-- TO BE DONE --
Show all lines holding the string "Board".
-------- MATERIAL PROVIDED --------
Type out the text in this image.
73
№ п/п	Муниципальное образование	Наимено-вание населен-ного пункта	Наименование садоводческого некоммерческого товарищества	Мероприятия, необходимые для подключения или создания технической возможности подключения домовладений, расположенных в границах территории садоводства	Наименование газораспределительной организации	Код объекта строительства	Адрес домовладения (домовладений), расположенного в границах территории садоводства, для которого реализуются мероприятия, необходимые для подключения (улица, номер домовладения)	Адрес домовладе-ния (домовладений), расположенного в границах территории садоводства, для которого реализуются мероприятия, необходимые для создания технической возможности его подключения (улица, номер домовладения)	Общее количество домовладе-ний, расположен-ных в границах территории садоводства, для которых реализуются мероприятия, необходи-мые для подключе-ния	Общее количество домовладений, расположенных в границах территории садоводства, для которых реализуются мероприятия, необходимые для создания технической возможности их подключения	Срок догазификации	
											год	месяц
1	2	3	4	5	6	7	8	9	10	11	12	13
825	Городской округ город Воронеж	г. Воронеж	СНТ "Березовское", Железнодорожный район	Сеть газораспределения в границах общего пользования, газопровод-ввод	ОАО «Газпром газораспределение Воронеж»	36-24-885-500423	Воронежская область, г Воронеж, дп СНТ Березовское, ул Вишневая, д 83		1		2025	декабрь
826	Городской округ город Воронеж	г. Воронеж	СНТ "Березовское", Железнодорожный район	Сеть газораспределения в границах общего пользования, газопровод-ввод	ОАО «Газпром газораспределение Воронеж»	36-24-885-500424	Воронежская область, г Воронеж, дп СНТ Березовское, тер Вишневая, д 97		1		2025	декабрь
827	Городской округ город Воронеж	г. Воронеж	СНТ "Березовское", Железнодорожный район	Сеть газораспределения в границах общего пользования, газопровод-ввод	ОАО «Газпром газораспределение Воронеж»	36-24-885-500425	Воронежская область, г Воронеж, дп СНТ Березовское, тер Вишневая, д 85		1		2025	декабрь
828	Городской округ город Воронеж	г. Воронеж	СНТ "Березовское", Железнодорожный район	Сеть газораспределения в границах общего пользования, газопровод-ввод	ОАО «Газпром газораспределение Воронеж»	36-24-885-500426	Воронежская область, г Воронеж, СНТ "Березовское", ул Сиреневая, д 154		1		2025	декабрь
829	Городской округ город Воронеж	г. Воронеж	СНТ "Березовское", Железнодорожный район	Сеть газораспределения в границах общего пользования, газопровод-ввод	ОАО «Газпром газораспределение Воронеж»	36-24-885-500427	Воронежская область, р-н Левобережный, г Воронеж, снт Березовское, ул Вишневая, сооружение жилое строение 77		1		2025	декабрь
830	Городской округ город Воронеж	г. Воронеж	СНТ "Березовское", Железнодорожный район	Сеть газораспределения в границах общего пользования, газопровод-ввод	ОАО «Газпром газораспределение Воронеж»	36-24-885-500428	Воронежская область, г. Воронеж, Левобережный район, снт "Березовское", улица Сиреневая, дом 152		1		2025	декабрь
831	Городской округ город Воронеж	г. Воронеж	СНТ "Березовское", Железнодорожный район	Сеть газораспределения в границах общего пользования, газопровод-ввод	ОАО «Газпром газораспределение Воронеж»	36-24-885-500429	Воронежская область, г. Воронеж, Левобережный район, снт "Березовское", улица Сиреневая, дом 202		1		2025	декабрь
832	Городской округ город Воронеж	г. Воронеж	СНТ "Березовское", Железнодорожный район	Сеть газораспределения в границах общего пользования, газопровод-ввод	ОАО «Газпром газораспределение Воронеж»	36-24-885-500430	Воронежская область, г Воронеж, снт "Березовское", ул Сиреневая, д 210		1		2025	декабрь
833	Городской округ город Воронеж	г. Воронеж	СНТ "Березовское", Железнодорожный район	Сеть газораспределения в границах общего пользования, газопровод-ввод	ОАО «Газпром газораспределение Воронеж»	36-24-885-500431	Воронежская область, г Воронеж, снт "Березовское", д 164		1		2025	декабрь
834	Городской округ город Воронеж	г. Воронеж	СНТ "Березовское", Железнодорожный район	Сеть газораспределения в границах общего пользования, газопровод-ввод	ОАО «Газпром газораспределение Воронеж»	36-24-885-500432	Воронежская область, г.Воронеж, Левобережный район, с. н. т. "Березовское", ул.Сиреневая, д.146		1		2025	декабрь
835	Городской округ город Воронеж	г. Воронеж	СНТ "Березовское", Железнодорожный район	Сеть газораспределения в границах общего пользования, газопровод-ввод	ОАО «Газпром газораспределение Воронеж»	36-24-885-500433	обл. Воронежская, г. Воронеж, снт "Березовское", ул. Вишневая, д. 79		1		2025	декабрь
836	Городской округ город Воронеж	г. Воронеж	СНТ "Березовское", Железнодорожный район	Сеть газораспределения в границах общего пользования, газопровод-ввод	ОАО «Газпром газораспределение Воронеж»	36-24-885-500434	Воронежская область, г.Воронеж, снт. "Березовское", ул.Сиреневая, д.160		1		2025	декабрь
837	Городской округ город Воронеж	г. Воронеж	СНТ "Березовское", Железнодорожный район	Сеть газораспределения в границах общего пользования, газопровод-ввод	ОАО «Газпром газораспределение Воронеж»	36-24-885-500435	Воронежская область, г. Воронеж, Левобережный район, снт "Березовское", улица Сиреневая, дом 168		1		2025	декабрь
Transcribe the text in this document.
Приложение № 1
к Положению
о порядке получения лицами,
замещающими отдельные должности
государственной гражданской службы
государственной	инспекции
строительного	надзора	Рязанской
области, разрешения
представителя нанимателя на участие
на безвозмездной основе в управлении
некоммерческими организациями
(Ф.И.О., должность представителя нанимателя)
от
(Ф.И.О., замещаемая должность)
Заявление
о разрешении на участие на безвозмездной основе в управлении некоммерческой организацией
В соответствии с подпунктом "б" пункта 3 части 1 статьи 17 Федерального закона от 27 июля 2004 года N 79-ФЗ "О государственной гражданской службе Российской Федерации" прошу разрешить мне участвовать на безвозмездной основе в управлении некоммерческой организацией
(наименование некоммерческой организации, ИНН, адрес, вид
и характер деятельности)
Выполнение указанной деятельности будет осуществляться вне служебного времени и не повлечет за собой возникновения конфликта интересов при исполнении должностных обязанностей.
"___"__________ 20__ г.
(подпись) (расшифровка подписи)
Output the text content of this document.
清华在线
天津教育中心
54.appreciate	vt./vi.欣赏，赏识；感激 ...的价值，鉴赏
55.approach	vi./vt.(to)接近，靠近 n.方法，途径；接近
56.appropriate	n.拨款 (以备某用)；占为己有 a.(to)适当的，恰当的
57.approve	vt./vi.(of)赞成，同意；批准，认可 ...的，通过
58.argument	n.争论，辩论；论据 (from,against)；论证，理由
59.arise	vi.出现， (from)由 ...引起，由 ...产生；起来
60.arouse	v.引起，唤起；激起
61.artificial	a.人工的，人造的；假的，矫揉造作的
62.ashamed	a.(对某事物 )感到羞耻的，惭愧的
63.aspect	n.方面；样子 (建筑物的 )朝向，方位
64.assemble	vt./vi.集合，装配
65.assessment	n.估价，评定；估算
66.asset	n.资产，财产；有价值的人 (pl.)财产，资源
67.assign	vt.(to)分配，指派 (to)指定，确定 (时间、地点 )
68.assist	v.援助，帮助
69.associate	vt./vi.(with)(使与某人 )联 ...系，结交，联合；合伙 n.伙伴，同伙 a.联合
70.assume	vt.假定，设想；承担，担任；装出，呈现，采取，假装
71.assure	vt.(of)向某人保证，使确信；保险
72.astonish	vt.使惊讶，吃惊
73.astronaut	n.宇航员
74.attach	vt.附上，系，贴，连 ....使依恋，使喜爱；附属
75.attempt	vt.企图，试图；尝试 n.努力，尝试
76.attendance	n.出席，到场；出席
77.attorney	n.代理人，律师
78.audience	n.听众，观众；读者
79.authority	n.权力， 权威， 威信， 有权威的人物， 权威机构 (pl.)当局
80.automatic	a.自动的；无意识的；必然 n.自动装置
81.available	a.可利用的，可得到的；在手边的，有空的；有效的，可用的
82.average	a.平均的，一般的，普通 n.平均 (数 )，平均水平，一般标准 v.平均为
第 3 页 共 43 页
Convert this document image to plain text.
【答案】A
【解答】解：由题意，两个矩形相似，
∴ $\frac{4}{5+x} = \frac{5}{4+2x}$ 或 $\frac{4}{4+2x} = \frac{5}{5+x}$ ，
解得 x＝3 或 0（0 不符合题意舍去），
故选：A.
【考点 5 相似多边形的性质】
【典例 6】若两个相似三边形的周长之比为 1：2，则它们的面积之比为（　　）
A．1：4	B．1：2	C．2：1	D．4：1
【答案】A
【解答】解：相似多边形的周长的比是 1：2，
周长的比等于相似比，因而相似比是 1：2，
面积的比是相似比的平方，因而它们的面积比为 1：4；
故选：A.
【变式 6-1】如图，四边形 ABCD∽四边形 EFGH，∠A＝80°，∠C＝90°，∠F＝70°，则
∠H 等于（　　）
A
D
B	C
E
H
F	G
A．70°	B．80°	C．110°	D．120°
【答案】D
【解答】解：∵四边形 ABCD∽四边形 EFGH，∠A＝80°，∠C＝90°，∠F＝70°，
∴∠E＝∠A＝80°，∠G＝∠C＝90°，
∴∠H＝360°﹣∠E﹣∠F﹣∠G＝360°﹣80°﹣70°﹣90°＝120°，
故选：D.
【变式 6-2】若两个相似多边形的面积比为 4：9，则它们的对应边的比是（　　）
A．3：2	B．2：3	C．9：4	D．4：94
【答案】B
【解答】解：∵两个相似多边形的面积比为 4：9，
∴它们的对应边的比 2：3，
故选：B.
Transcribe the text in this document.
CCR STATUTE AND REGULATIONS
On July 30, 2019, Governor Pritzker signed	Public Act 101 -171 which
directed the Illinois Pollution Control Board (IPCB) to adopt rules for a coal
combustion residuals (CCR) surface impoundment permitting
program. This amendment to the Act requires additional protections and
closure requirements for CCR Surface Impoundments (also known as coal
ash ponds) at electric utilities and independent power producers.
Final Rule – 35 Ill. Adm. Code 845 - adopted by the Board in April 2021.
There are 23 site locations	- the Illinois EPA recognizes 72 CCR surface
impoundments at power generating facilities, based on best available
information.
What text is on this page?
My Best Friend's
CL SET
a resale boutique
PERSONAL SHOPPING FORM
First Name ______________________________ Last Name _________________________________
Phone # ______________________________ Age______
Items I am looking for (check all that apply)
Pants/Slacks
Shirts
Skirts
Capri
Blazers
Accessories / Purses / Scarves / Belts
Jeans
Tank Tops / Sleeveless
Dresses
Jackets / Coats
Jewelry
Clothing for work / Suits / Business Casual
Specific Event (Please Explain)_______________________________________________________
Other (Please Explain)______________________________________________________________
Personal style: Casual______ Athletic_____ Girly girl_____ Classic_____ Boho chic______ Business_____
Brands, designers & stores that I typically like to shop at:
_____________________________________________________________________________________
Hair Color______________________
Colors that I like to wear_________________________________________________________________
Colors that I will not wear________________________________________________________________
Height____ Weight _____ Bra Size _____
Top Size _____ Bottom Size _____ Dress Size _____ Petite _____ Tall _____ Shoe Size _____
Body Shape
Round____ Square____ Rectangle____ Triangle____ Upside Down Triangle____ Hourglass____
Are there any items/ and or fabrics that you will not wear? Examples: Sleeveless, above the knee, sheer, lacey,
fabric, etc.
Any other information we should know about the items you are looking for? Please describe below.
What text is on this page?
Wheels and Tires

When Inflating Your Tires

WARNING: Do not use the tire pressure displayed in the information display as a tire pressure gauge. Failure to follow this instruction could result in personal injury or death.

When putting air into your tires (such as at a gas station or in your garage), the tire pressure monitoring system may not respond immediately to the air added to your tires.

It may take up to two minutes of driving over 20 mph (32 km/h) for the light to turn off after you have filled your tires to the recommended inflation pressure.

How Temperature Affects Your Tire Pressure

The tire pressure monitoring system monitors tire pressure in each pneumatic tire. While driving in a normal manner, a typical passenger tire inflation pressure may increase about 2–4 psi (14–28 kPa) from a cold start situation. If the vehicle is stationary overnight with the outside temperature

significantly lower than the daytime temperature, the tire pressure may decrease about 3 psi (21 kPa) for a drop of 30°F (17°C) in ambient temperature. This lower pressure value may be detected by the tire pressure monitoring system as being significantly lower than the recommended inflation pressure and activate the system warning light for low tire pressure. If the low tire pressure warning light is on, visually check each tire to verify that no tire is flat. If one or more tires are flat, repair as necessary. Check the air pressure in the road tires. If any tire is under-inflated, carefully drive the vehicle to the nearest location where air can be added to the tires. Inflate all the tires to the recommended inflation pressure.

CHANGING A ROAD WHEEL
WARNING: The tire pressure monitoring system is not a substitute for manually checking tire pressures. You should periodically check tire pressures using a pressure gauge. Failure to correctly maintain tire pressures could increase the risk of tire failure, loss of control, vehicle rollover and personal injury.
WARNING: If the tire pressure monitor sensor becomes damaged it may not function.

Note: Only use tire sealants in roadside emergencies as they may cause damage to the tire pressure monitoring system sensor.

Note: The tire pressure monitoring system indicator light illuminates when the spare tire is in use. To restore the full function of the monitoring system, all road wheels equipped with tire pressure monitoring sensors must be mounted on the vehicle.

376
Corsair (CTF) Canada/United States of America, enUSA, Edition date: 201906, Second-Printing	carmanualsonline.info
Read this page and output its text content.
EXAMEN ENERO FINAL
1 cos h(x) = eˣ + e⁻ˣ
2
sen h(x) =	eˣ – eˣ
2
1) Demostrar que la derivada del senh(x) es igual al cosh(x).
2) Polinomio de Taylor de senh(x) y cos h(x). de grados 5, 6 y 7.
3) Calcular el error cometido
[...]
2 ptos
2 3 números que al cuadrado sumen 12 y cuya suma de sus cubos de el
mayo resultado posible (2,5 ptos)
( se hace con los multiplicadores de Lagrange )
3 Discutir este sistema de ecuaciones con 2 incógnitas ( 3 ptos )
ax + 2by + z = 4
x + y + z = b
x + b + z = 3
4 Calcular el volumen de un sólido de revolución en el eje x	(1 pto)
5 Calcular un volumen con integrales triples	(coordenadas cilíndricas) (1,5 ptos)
--------
-- TASK RESULT --
directed the Illinois Pollution Control Board (IPCB) to adopt rules for a coal
Final Rule – 35 Ill. Adm. Code 845 - adopted by the Board in April 2021.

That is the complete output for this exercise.